▸ Exercise directions
Identify the lines that contain the word "annotation" and copy each one.

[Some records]
========================================
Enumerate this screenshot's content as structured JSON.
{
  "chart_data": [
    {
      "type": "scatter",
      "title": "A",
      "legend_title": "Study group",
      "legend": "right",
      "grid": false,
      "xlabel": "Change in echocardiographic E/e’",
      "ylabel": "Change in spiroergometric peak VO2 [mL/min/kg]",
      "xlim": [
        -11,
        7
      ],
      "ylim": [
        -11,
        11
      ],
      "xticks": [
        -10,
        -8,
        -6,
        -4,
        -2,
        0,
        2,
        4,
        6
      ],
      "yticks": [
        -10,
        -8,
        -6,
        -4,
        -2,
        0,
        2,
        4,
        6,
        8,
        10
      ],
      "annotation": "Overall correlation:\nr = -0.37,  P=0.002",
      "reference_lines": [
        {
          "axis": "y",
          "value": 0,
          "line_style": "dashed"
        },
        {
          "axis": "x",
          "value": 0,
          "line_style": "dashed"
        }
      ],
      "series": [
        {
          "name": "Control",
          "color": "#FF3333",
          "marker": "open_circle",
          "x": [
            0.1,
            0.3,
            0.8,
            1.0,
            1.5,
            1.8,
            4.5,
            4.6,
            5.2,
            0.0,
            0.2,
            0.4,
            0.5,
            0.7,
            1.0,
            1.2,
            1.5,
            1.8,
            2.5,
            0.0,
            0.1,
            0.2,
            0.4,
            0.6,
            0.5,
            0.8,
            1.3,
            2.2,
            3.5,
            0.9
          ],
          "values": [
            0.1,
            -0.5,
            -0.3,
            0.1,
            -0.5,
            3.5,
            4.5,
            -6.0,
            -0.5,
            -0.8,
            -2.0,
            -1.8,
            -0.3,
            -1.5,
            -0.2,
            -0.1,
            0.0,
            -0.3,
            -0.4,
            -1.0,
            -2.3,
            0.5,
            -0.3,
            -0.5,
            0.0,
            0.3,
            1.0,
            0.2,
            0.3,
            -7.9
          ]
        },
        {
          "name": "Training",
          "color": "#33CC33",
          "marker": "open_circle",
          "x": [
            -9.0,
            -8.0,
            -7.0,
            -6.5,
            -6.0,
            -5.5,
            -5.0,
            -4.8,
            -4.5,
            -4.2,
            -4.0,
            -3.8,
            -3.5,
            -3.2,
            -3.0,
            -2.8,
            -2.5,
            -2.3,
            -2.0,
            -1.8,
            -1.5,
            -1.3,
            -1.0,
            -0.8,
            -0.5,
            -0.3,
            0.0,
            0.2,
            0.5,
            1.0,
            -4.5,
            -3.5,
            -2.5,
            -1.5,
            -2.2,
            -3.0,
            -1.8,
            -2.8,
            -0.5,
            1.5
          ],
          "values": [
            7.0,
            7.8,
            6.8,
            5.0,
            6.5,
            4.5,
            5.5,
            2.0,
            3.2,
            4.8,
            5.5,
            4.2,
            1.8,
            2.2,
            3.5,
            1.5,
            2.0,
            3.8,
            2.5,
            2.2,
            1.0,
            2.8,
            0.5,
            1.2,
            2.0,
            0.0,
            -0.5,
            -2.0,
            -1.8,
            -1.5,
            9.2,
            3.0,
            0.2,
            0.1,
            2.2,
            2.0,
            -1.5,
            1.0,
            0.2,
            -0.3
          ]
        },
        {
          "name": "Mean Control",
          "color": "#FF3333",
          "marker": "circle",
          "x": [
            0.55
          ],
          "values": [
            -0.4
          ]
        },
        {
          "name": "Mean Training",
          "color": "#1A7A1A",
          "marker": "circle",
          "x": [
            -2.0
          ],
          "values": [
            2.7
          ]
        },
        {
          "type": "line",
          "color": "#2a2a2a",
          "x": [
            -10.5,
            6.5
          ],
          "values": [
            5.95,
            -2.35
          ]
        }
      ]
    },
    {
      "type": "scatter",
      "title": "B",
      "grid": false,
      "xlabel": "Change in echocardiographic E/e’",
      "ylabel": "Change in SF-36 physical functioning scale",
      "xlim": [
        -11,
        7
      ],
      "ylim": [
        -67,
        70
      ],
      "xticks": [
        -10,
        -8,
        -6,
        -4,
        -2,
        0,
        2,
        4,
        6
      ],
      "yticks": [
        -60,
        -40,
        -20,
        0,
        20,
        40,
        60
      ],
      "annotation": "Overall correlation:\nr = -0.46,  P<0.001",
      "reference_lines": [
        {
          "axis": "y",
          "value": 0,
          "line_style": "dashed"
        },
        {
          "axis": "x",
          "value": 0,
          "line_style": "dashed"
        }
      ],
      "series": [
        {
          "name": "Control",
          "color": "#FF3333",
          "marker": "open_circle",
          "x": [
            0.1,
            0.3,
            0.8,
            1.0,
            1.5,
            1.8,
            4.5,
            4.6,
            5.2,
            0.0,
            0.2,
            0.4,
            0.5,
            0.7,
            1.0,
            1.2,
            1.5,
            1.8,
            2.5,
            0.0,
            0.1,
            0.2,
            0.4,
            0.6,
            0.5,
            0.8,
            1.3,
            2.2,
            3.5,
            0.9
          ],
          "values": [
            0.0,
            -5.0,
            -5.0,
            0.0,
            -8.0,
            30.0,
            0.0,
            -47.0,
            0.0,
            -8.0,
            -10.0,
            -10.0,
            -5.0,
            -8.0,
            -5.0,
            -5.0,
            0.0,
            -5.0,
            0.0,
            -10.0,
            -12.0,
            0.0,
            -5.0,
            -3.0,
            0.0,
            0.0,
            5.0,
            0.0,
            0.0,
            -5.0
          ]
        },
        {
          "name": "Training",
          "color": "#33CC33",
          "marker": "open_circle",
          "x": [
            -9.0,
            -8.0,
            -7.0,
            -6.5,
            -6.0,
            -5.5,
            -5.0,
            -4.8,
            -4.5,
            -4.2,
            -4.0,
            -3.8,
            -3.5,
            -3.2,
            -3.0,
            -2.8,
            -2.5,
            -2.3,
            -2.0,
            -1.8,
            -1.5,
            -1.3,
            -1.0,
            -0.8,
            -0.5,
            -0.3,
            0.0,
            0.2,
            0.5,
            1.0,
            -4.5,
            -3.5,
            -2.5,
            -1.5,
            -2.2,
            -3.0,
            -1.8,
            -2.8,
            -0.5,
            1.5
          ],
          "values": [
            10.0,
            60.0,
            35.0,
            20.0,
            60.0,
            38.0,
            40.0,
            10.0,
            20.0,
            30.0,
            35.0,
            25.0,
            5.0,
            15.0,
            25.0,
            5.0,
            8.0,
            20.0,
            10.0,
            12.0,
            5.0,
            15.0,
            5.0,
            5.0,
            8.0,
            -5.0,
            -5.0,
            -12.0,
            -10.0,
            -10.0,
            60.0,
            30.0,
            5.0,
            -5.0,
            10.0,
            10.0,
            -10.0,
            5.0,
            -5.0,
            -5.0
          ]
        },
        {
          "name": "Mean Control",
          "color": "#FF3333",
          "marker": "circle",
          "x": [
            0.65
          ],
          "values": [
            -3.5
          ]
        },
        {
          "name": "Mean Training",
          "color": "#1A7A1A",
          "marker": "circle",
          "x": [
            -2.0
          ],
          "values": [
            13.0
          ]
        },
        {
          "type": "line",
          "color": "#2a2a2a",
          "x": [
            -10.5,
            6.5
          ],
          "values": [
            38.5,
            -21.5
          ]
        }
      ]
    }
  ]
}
========================================
▸ Correct output
      "annotation": "Overall correlation:\nr = -0.37,  P=0.002",
      "annotation": "Overall correlation:\nr = -0.46,  P<0.001",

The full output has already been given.